▶ Fragmento del documento:
========

Estrategias para cuidar la relación de pareja

Cuidar la relación de pareja y pasar tiempo juntos se vuelve especialmente importante cuando se tiene que cuidar de niños, y especialmente cuando la situación con los hijos no comunes es conflictiva. Priorizar el bienestar de los pequeños es relevante, pero una situación de tensión familiar puede afectar al vínculo de pareja, que requiere sus propios cuidados y no puede ser dejado de lado.

La terapia de pareja es una buena opción cuando existen problemas en una relación que las dos personas desean mantener, tengan estos que ver o no con hijos no comunes. De este modo podremos obtener ayuda profesional adaptada a nuestro caso concreto y teniendo en cuenta el papel de todos los integrantes del núcleo familiar.

Es conveniente asumir que es imposible controlar completamente cómo se va a desarrollar la relación con los hijos de la pareja, y a veces es inevitable cierto rechazo por parte de los hijos no comunes hacia las nuevas parejas de sus progenitores. Esto se une al hecho de que la separación de los padres muchas veces comporta estrés psicológico a los hijos, lo cual puede hacer que tengan comportamientos impulsivos y problemáticos de manera puntual.

========

▶ Material proporcionado:

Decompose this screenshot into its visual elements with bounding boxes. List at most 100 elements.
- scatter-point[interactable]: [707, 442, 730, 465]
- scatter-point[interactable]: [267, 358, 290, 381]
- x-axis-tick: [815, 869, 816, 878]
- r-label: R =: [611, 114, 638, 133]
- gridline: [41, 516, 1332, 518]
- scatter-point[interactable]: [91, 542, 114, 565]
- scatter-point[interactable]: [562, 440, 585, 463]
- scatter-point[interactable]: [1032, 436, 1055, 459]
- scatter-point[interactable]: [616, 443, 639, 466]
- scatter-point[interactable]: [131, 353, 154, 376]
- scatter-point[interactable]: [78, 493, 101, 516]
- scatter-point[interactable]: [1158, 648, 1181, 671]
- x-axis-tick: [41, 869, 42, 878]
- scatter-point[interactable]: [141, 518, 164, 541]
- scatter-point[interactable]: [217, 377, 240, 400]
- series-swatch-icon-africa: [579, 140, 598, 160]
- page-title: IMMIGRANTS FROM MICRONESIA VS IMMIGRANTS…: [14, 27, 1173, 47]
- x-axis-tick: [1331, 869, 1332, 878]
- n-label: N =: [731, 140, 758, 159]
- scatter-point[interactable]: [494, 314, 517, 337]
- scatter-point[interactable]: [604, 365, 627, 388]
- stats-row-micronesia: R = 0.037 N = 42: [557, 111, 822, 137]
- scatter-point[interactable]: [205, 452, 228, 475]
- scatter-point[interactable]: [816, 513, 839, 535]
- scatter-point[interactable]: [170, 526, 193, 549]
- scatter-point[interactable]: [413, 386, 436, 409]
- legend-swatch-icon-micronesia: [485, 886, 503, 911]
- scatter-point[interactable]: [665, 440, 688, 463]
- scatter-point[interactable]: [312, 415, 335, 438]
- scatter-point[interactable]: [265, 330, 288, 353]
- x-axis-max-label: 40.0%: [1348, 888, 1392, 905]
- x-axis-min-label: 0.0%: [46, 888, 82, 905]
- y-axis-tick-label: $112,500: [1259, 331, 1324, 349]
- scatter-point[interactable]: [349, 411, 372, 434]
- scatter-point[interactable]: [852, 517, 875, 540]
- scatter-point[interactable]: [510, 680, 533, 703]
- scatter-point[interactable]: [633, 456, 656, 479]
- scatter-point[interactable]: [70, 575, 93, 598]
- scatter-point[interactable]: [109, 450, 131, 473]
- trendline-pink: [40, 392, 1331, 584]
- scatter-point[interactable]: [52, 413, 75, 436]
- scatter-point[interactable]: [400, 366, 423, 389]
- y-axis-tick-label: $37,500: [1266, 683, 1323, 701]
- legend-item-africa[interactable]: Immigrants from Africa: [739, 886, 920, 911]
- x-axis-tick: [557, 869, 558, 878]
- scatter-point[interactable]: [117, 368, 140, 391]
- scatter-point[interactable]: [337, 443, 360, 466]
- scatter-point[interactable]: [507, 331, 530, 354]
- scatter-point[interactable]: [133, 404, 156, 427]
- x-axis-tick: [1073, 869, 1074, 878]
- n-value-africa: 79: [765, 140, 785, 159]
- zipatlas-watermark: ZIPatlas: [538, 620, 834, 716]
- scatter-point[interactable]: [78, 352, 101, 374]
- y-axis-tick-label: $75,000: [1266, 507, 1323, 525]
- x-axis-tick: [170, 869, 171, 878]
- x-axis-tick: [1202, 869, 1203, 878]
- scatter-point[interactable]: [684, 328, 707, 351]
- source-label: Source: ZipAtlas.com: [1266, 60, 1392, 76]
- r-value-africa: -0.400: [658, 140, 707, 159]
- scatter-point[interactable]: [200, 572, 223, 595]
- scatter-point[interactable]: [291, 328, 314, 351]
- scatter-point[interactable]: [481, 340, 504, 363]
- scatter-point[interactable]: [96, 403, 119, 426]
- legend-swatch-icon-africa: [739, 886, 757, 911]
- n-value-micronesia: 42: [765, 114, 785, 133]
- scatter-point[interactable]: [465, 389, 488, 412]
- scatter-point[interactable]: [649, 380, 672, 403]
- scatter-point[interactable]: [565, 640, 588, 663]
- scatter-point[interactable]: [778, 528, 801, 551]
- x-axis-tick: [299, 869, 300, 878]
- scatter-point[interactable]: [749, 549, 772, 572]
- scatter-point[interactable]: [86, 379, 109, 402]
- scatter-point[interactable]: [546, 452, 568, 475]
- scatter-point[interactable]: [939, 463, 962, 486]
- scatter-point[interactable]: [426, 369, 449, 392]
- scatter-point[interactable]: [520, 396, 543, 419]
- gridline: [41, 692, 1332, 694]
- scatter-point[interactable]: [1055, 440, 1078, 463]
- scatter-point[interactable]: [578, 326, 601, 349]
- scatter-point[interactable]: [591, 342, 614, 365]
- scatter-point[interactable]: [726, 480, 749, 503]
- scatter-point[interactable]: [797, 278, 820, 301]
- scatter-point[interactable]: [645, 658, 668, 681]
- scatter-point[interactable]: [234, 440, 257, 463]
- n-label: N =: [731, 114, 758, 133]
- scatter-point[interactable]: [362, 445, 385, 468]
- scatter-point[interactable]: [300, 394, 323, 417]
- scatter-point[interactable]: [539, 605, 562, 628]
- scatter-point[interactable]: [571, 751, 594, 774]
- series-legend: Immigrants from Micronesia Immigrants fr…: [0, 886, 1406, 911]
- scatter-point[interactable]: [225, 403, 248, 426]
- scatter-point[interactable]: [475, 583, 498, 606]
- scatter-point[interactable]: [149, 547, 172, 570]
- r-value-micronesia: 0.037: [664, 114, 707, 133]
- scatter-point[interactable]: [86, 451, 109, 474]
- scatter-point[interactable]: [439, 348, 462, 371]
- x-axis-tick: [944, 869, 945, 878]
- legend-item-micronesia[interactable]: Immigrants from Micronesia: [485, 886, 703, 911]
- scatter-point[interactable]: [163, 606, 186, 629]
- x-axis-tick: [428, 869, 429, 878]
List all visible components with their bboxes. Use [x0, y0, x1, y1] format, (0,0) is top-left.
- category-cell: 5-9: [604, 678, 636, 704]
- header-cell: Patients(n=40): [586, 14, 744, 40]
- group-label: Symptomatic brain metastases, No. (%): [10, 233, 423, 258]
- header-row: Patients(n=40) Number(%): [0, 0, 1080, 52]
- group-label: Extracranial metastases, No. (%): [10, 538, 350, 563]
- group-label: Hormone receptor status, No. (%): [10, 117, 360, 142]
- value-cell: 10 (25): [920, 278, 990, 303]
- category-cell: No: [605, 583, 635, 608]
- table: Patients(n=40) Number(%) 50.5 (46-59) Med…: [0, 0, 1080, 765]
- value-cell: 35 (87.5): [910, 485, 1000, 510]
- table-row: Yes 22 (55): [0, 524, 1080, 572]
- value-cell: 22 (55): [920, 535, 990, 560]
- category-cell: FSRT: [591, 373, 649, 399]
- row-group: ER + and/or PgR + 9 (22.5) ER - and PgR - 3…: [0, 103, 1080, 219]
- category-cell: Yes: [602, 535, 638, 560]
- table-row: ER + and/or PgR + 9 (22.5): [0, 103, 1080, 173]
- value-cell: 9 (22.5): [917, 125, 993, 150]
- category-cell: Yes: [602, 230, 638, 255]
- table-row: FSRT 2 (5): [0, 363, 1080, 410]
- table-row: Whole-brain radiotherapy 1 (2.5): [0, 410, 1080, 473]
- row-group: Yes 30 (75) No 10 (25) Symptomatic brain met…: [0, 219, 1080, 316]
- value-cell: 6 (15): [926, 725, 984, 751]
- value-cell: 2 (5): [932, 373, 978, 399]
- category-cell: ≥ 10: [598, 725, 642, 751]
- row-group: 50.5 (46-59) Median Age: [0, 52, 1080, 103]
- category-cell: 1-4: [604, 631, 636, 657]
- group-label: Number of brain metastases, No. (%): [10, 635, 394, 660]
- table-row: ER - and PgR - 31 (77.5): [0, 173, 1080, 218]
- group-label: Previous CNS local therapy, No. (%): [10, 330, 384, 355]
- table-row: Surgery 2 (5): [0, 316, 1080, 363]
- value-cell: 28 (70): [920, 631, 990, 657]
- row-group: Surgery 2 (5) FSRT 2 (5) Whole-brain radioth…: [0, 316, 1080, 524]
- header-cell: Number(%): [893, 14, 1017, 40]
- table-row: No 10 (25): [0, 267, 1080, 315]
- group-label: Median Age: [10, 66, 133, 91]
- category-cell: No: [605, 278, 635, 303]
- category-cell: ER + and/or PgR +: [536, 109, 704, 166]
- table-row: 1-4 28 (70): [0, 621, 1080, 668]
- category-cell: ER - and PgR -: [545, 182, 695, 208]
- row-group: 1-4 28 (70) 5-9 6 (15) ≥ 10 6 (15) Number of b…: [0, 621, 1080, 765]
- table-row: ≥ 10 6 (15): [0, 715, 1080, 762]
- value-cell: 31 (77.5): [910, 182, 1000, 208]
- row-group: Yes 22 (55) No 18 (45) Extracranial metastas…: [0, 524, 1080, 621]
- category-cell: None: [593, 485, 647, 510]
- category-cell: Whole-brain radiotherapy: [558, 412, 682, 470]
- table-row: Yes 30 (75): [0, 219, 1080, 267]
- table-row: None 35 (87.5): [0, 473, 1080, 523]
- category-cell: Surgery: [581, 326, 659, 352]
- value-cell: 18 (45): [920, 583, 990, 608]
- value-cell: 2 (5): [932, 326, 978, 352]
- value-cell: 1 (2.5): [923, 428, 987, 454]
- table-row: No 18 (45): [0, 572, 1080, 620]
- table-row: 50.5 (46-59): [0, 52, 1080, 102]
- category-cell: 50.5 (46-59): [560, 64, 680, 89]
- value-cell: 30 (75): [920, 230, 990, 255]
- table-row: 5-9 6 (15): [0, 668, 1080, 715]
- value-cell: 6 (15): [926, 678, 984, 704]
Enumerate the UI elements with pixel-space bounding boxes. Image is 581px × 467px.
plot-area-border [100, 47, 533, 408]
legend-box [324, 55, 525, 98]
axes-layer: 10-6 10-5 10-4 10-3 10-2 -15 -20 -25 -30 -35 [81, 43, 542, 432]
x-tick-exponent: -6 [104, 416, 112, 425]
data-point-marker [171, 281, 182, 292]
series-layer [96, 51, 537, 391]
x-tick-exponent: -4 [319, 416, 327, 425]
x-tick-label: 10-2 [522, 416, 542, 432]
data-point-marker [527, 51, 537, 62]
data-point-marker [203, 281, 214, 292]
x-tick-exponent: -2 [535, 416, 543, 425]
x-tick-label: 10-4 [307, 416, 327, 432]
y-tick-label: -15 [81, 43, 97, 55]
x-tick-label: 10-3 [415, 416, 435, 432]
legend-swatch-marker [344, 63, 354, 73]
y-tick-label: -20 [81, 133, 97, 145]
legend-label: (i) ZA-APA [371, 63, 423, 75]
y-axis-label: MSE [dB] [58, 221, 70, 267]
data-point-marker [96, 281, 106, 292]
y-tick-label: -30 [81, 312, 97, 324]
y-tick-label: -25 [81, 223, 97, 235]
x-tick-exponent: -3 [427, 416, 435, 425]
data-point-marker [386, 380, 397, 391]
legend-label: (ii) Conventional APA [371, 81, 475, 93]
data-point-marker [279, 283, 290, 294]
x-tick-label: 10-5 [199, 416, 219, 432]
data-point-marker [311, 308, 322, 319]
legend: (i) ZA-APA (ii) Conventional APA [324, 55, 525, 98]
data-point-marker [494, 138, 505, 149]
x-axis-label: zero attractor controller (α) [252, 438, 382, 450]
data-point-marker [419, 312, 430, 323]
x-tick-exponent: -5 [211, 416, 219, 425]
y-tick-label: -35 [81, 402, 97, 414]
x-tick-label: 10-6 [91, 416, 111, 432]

========

▶ Objetivo del ejercicio: Copia sin cambios el tramo del texto sobre el cuidado de la relación de pareja que va desde "La terapia de" hasta "del núcleo familiar.".

▶ Resultado:
La terapia de pareja es una buena opción cuando existen problemas en una relación que las dos personas desean mantener, tengan estos que ver o no con hijos no comunes. De este modo podremos obtener ayuda profesional adaptada a nuestro caso concreto y teniendo en cuenta el papel de todos los integrantes del núcleo familiar.